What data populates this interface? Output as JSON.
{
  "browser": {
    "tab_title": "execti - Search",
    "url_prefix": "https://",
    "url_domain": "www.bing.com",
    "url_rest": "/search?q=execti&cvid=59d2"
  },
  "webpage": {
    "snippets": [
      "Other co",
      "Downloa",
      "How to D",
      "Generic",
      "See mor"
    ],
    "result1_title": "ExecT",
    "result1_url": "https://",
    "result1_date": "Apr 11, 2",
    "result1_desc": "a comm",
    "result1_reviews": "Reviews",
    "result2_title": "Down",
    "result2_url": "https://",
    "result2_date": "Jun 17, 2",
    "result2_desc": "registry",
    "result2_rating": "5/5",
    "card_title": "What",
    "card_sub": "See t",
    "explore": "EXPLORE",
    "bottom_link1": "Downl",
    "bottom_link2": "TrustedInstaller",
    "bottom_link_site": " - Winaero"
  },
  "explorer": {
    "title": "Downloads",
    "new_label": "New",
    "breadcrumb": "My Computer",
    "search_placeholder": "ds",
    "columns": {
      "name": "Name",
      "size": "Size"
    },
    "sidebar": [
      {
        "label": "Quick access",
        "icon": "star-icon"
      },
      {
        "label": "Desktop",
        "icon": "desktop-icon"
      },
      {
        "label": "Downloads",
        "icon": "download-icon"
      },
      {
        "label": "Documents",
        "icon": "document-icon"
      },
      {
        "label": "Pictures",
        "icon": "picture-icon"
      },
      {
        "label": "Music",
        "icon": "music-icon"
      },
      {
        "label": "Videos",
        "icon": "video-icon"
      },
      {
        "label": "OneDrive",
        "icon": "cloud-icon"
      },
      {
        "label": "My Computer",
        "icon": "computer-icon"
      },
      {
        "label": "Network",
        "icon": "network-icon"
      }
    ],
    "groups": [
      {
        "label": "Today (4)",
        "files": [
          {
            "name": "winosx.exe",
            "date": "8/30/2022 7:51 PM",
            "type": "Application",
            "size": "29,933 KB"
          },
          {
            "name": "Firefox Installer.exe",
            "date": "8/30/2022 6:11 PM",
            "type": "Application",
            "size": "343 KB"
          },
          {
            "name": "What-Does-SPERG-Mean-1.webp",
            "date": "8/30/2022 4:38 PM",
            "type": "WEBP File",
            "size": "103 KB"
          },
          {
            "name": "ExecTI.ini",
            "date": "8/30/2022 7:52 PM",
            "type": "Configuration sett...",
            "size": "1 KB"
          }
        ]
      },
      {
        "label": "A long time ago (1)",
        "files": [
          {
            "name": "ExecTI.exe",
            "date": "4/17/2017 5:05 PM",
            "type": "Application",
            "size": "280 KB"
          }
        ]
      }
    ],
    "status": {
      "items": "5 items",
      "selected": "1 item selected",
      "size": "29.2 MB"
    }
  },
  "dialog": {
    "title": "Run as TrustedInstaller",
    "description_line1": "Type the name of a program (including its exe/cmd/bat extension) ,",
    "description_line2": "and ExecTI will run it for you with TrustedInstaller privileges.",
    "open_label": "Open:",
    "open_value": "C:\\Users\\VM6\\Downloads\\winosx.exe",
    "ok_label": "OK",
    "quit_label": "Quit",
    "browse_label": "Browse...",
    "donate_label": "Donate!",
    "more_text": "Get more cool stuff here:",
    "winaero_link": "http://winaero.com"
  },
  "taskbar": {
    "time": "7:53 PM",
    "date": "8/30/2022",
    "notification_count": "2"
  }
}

### To do
Please quote every record above exactly as it appears.

### Result below
What data populates this interface? Output as JSON.
{
  "browser": {
    "tab_title": "execti - Search",
    "url_prefix": "https://",
    "url_domain": "www.bing.com",
    "url_rest": "/search?q=execti&cvid=59d2"
  },
  "webpage": {
    "snippets": [
      "Other co",
      "Downloa",
      "How to D",
      "Generic",
      "See mor"
    ],
    "result1_title": "ExecT",
    "result1_url": "https://",
    "result1_date": "Apr 11, 2",
    "result1_desc": "a comm",
    "result1_reviews": "Reviews",
    "result2_title": "Down",
    "result2_url": "https://",
    "result2_date": "Jun 17, 2",
    "result2_desc": "registry",
    "result2_rating": "5/5",
    "card_title": "What",
    "card_sub": "See t",
    "explore": "EXPLORE",
    "bottom_link1": "Downl",
    "bottom_link2": "TrustedInstaller",
    "bottom_link_site": " - Winaero"
  },
  "explorer": {
    "title": "Downloads",
    "new_label": "New",
    "breadcrumb": "My Computer",
    "search_placeholder": "ds",
    "columns": {
      "name": "Name",
      "size": "Size"
    },
    "sidebar": [
      {
        "label": "Quick access",
        "icon": "star-icon"
      },
      {
        "label": "Desktop",
        "icon": "desktop-icon"
      },
      {
        "label": "Downloads",
        "icon": "download-icon"
      },
      {
        "label": "Documents",
        "icon": "document-icon"
      },
      {
        "label": "Pictures",
        "icon": "picture-icon"
      },
      {
        "label": "Music",
        "icon": "music-icon"
      },
      {
        "label": "Videos",
        "icon": "video-icon"
      },
      {
        "label": "OneDrive",
        "icon": "cloud-icon"
      },
      {
        "label": "My Computer",
        "icon": "computer-icon"
      },
      {
        "label": "Network",
        "icon": "network-icon"
      }
    ],
    "groups": [
      {
        "label": "Today (4)",
        "files": [
          {
            "name": "winosx.exe",
            "date": "8/30/2022 7:51 PM",
            "type": "Application",
            "size": "29,933 KB"
          },
          {
            "name": "Firefox Installer.exe",
            "date": "8/30/2022 6:11 PM",
            "type": "Application",
            "size": "343 KB"
          },
          {
            "name": "What-Does-SPERG-Mean-1.webp",
            "date": "8/30/2022 4:38 PM",
            "type": "WEBP File",
            "size": "103 KB"
          },
          {
            "name": "ExecTI.ini",
            "date": "8/30/2022 7:52 PM",
            "type": "Configuration sett...",
            "size": "1 KB"
          }
        ]
      },
      {
        "label": "A long time ago (1)",
        "files": [
          {
            "name": "ExecTI.exe",
            "date": "4/17/2017 5:05 PM",
            "type": "Application",
            "size": "280 KB"
          }
        ]
      }
    ],
    "status": {
      "items": "5 items",
      "selected": "1 item selected",
      "size": "29.2 MB"
    }
  },
  "dialog": {
    "title": "Run as TrustedInstaller",
    "description_line1": "Type the name of a program (including its exe/cmd/bat extension) ,",
    "description_line2": "and ExecTI will run it for you with TrustedInstaller privileges.",
    "open_label": "Open:",
    "open_value": "C:\\Users\\VM6\\Downloads\\winosx.exe",
    "ok_label": "OK",
    "quit_label": "Quit",
    "browse_label": "Browse...",
    "donate_label": "Donate!",
    "more_text": "Get more cool stuff here:",
    "winaero_link": "http://winaero.com"
  },
  "taskbar": {
    "time": "7:53 PM",
    "date": "8/30/2022",
    "notification_count": "2"
  }
}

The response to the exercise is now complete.